## begin Passage provided

P
US6003497AExpiredUtilityPatentIndex 74

Mechanically actuated hydraulically amplified fuel injector with electrically controlled pressure relief

Assignee: CATERPILLAR INCPriority: Oct 31, 1994Filed: Oct 31, 1994Granted: Dec 21, 1999
Est. expiryOct 31, 2014(expired)· nominal 20-yr term from priority
Inventors:RODIER WILLIAM JSHINOGLE RONALD D
F02M 57/025F02M 57/024F02M 59/466
74
PatentIndex Score
10
Cited by
14
References
3
Claims

Abstract

A fuel injector adapted for an internal combustion engine has a cam driven pumping mechanism, a pressure intensifier mechanism, an injection mechanism, and an electronically responsive relief valve mechanism. The cam driven pumping mechanism has a pumping piston operably reciprocating to pressurize a hydraulic fluid to a first pressure. The pressure intensifier mechanism receives the hydraulic fluid at the first pressure from the pumping mechanism, and acts against fuel to pressurize it to a second pressure greater than the first pressure. The injection mechanism receives the highly pressurized fuel from the intensifier mechanism. The injection mechanism includes a check blocking an orifice in an end portion of the injection mechanism. The pressurized fluid displaces the check away from the end of the injection mechanism by the pressurized second fluid to begin fuel injection. The relief valve mechanism is connected to the first pressure chamber and operably exhausts the first pressure chamber in response to an electrical signal.

## end Passage provided

_What the task requires_
Answer these about the fuel injector patent page:
(a) According to the title, how is the pressure relief controlled?
(b) What drives the pumping mechanism?
(c) What does the relief valve mechanism exhaust, and in response to what?

## begin Listed records

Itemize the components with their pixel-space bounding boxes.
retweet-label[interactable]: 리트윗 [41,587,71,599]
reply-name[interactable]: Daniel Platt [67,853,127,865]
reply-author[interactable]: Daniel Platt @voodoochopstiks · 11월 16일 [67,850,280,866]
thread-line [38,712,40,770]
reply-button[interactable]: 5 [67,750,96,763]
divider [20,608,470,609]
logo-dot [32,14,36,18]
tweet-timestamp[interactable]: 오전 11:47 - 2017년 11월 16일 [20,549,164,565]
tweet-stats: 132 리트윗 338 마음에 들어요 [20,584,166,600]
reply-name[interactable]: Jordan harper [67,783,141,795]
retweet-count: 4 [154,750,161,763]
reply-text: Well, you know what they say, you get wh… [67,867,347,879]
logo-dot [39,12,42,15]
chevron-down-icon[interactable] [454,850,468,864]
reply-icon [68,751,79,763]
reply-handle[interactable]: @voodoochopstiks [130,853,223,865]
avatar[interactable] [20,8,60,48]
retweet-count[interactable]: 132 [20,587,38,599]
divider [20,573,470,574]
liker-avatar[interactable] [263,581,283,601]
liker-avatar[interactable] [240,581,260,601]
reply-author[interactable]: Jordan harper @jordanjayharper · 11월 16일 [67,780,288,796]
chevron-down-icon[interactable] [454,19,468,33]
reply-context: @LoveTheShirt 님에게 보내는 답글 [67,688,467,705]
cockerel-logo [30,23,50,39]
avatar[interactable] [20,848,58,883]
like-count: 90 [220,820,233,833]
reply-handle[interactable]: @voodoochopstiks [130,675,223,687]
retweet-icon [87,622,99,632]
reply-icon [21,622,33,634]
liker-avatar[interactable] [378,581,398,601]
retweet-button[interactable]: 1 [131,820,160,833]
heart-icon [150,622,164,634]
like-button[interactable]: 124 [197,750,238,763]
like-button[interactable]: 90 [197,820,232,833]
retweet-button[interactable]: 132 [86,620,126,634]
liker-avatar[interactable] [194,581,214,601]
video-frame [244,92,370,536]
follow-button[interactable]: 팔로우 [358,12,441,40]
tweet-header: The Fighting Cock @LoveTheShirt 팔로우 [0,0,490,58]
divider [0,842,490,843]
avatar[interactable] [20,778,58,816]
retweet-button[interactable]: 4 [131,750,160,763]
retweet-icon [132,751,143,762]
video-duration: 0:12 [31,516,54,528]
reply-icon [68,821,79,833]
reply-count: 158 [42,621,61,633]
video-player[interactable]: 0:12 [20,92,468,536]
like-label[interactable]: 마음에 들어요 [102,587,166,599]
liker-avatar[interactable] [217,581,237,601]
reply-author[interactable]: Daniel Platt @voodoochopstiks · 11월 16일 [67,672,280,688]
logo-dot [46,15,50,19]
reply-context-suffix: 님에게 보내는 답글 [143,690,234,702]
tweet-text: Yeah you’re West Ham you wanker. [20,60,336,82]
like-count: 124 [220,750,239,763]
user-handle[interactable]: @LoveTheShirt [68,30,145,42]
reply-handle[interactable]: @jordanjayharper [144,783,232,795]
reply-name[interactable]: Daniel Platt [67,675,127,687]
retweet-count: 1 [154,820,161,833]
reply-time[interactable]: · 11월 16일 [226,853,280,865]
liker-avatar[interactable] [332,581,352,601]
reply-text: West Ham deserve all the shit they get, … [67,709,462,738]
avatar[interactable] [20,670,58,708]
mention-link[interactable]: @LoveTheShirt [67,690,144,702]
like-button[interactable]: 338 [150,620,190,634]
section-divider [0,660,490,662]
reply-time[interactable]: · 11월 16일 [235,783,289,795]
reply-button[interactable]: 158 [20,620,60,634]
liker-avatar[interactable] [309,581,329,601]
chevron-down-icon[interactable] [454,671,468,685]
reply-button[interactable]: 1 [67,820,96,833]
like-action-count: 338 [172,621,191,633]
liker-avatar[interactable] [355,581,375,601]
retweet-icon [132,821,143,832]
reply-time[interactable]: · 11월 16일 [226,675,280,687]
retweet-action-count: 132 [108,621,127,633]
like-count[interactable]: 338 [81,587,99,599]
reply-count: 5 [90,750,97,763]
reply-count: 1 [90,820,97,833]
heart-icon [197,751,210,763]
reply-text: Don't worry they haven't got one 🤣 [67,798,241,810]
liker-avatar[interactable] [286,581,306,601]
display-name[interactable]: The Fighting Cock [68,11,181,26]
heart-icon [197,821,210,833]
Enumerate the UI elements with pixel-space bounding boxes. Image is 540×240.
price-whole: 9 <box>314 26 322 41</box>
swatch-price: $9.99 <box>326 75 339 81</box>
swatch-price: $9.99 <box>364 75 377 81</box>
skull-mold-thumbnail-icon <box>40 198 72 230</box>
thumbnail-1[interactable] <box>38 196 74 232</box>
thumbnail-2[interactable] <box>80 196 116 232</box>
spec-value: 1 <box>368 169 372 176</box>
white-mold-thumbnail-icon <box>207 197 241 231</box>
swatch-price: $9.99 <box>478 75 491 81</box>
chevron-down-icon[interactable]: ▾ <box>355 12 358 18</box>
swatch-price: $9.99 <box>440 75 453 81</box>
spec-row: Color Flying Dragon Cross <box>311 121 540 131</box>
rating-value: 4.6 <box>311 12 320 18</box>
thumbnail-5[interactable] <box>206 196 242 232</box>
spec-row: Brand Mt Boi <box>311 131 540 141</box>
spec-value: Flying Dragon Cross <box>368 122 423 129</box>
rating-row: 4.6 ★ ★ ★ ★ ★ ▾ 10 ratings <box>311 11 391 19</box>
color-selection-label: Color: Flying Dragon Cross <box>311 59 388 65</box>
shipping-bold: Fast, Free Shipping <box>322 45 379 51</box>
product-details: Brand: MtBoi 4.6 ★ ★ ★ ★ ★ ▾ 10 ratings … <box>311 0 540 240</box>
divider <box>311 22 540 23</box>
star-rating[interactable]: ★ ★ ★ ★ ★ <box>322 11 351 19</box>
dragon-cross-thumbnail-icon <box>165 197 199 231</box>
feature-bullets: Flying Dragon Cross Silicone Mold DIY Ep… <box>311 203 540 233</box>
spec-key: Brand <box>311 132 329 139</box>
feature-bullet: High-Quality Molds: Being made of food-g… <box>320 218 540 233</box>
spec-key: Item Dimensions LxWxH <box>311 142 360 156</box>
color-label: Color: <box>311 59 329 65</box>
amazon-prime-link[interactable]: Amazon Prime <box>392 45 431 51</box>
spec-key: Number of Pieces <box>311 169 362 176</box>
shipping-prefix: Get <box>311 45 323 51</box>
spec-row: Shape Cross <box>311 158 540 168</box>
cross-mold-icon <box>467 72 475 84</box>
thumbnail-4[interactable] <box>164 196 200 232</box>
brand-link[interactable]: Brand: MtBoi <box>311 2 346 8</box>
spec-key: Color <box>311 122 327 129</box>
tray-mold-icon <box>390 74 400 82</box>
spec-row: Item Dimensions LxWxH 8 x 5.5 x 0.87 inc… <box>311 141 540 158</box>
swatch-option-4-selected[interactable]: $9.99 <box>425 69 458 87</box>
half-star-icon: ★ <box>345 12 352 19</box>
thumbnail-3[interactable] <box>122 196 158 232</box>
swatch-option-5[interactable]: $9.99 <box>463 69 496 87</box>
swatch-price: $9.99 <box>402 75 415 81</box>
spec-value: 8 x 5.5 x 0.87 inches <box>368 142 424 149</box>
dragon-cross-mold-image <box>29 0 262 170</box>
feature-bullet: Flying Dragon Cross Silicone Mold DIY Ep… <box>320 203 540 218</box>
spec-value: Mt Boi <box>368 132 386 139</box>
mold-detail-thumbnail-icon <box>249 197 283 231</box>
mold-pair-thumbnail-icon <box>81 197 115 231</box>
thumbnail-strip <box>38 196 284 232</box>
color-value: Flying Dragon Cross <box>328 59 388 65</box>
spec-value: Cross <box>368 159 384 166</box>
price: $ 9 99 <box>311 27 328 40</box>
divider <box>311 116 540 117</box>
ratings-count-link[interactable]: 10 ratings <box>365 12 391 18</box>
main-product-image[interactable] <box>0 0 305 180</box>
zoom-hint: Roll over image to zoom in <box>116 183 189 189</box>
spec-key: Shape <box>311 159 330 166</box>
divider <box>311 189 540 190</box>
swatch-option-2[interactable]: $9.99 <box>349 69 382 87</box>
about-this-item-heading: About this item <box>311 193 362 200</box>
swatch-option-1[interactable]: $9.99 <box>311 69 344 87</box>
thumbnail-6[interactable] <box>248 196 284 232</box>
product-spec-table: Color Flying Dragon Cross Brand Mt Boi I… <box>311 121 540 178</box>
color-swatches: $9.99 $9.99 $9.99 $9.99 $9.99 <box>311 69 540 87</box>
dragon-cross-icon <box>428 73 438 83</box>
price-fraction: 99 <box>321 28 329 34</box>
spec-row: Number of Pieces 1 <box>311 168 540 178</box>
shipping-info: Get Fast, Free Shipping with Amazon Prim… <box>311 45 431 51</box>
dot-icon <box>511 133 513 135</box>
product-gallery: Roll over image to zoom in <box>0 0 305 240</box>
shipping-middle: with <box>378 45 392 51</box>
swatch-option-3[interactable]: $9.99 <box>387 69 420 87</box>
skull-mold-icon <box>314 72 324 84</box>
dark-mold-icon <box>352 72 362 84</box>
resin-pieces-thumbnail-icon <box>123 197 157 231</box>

## end Listed records

_The result_
(a) Electrically.
(b) A cam.
(c) The first pressure chamber, in response to an electrical signal.